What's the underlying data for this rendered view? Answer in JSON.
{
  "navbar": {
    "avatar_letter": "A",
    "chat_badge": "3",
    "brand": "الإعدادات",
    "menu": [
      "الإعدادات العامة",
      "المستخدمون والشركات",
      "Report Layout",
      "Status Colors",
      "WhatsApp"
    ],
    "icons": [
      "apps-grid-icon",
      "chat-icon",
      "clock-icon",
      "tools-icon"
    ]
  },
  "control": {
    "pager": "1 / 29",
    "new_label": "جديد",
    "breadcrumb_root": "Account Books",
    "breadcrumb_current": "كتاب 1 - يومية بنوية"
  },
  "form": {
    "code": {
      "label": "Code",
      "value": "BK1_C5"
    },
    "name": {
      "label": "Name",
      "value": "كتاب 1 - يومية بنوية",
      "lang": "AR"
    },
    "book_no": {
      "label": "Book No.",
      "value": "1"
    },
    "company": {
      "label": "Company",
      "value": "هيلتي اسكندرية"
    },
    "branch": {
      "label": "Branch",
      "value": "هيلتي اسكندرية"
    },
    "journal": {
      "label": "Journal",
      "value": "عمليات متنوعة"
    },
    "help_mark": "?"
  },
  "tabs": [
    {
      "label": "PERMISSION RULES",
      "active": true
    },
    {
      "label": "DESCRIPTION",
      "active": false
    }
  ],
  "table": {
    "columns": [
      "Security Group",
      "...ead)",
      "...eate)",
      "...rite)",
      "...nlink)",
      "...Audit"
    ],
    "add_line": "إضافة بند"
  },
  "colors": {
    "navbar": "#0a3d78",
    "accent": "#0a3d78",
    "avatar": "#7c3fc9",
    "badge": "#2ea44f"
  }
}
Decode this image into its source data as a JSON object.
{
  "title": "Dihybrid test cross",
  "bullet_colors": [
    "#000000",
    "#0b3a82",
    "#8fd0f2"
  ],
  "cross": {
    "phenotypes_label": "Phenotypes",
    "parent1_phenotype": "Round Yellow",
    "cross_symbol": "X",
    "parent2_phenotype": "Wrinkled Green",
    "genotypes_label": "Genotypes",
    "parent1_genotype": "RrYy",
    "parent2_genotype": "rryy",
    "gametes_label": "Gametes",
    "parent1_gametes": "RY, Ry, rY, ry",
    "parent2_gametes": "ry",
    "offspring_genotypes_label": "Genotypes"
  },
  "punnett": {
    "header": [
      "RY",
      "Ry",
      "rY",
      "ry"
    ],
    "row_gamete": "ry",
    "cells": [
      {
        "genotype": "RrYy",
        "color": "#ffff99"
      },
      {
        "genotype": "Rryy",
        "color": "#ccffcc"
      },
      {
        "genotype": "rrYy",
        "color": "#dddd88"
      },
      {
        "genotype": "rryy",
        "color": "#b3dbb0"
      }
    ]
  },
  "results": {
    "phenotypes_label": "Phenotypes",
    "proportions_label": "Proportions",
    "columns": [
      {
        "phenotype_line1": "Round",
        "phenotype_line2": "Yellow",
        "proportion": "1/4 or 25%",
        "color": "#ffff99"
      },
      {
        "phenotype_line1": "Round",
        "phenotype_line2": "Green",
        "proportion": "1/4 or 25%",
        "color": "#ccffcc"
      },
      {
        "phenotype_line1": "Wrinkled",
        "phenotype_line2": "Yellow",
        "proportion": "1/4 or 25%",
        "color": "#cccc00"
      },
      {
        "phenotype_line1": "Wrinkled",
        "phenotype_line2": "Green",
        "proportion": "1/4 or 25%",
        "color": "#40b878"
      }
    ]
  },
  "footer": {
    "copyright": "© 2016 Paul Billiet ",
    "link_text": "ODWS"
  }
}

____________

Job: Copy out all of the records above with nothing altered.

Full answer:
What's the underlying data for this rendered view? Answer in JSON.
{
  "navbar": {
    "avatar_letter": "A",
    "chat_badge": "3",
    "brand": "الإعدادات",
    "menu": [
      "الإعدادات العامة",
      "المستخدمون والشركات",
      "Report Layout",
      "Status Colors",
      "WhatsApp"
    ],
    "icons": [
      "apps-grid-icon",
      "chat-icon",
      "clock-icon",
      "tools-icon"
    ]
  },
  "control": {
    "pager": "1 / 29",
    "new_label": "جديد",
    "breadcrumb_root": "Account Books",
    "breadcrumb_current": "كتاب 1 - يومية بنوية"
  },
  "form": {
    "code": {
      "label": "Code",
      "value": "BK1_C5"
    },
    "name": {
      "label": "Name",
      "value": "كتاب 1 - يومية بنوية",
      "lang": "AR"
    },
    "book_no": {
      "label": "Book No.",
      "value": "1"
    },
    "company": {
      "label": "Company",
      "value": "هيلتي اسكندرية"
    },
    "branch": {
      "label": "Branch",
      "value": "هيلتي اسكندرية"
    },
    "journal": {
      "label": "Journal",
      "value": "عمليات متنوعة"
    },
    "help_mark": "?"
  },
  "tabs": [
    {
      "label": "PERMISSION RULES",
      "active": true
    },
    {
      "label": "DESCRIPTION",
      "active": false
    }
  ],
  "table": {
    "columns": [
      "Security Group",
      "...ead)",
      "...eate)",
      "...rite)",
      "...nlink)",
      "...Audit"
    ],
    "add_line": "إضافة بند"
  },
  "colors": {
    "navbar": "#0a3d78",
    "accent": "#0a3d78",
    "avatar": "#7c3fc9",
    "badge": "#2ea44f"
  }
}
Decode this image into its source data as a JSON object.
{
  "title": "Dihybrid test cross",
  "bullet_colors": [
    "#000000",
    "#0b3a82",
    "#8fd0f2"
  ],
  "cross": {
    "phenotypes_label": "Phenotypes",
    "parent1_phenotype": "Round Yellow",
    "cross_symbol": "X",
    "parent2_phenotype": "Wrinkled Green",
    "genotypes_label": "Genotypes",
    "parent1_genotype": "RrYy",
    "parent2_genotype": "rryy",
    "gametes_label": "Gametes",
    "parent1_gametes": "RY, Ry, rY, ry",
    "parent2_gametes": "ry",
    "offspring_genotypes_label": "Genotypes"
  },
  "punnett": {
    "header": [
      "RY",
      "Ry",
      "rY",
      "ry"
    ],
    "row_gamete": "ry",
    "cells": [
      {
        "genotype": "RrYy",
        "color": "#ffff99"
      },
      {
        "genotype": "Rryy",
        "color": "#ccffcc"
      },
      {
        "genotype": "rrYy",
        "color": "#dddd88"
      },
      {
        "genotype": "rryy",
        "color": "#b3dbb0"
      }
    ]
  },
  "results": {
    "phenotypes_label": "Phenotypes",
    "proportions_label": "Proportions",
    "columns": [
      {
        "phenotype_line1": "Round",
        "phenotype_line2": "Yellow",
        "proportion": "1/4 or 25%",
        "color": "#ffff99"
      },
      {
        "phenotype_line1": "Round",
        "phenotype_line2": "Green",
        "proportion": "1/4 or 25%",
        "color": "#ccffcc"
      },
      {
        "phenotype_line1": "Wrinkled",
        "phenotype_line2": "Yellow",
        "proportion": "1/4 or 25%",
        "color": "#cccc00"
      },
      {
        "phenotype_line1": "Wrinkled",
        "phenotype_line2": "Green",
        "proportion": "1/4 or 25%",
        "color": "#40b878"
      }
    ]
  },
  "footer": {
    "copyright": "© 2016 Paul Billiet ",
    "link_text": "ODWS"
  }
}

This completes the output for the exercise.